A run of records:
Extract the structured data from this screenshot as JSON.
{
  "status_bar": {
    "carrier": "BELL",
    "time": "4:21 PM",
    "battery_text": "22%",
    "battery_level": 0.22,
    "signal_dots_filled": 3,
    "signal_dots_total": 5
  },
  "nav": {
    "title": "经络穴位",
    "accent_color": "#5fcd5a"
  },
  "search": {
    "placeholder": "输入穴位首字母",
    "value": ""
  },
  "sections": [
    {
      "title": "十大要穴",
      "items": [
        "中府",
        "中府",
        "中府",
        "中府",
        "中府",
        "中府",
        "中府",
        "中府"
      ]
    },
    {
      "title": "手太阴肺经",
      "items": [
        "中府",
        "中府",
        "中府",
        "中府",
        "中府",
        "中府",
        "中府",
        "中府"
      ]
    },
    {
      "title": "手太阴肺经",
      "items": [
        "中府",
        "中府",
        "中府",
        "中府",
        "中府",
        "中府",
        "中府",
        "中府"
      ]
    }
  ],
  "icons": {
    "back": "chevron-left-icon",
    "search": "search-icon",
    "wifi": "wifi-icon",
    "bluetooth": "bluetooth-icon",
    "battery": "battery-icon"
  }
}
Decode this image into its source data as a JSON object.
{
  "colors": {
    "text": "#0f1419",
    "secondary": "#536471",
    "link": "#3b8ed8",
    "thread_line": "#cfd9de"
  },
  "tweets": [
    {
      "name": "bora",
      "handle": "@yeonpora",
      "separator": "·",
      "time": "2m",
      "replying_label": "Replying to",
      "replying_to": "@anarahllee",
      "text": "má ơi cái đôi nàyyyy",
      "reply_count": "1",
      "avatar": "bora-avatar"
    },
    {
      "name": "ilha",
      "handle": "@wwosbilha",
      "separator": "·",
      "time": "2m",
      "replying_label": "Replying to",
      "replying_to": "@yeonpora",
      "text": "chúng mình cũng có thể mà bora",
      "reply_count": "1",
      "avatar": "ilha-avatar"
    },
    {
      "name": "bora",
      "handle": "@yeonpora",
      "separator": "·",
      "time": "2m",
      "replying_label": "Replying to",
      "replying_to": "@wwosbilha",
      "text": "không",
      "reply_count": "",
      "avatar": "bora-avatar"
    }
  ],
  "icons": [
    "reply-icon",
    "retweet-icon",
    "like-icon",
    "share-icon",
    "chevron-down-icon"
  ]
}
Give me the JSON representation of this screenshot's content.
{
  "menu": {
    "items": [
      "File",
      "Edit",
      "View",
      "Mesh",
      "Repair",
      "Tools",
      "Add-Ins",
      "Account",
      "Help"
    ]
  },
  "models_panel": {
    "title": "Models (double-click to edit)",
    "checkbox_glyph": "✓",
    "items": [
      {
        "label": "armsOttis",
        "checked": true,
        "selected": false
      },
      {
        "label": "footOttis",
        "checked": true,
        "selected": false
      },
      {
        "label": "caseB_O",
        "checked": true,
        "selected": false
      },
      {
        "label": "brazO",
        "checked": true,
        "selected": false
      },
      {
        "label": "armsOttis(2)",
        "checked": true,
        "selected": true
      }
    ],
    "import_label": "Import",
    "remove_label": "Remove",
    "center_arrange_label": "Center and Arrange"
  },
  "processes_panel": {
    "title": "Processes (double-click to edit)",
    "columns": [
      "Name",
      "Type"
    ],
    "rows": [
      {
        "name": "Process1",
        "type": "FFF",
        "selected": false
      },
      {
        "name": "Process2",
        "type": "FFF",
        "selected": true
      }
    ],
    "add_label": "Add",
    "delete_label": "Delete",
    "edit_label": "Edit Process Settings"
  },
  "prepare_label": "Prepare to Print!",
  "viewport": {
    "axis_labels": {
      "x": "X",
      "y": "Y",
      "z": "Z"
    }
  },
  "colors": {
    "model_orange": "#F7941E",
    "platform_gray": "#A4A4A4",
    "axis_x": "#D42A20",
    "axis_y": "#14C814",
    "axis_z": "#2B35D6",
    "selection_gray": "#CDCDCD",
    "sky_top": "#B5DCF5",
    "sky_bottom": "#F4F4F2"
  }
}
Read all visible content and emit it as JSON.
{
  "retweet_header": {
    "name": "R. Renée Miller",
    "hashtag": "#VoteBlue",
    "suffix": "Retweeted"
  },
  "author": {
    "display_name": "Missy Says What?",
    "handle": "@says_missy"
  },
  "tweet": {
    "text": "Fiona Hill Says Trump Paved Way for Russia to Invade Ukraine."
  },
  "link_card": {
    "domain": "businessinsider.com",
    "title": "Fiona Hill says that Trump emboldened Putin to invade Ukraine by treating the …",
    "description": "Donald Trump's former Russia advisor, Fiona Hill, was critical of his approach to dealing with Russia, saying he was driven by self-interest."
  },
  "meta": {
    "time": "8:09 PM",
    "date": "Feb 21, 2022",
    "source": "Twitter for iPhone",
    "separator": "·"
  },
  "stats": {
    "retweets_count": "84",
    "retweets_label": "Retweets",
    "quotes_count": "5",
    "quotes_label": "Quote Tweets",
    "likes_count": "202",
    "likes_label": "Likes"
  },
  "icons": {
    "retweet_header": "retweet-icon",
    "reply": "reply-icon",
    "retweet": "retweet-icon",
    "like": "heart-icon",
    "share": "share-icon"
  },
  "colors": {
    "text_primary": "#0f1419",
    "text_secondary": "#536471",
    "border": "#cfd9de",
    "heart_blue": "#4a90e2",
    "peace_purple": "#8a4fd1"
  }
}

_Task goal_. Which lines contain the word "wwosbilha"? Return each of them.

_Solution to this exercise_.
      "handle": "@wwosbilha",
      "replying_to": "@wwosbilha",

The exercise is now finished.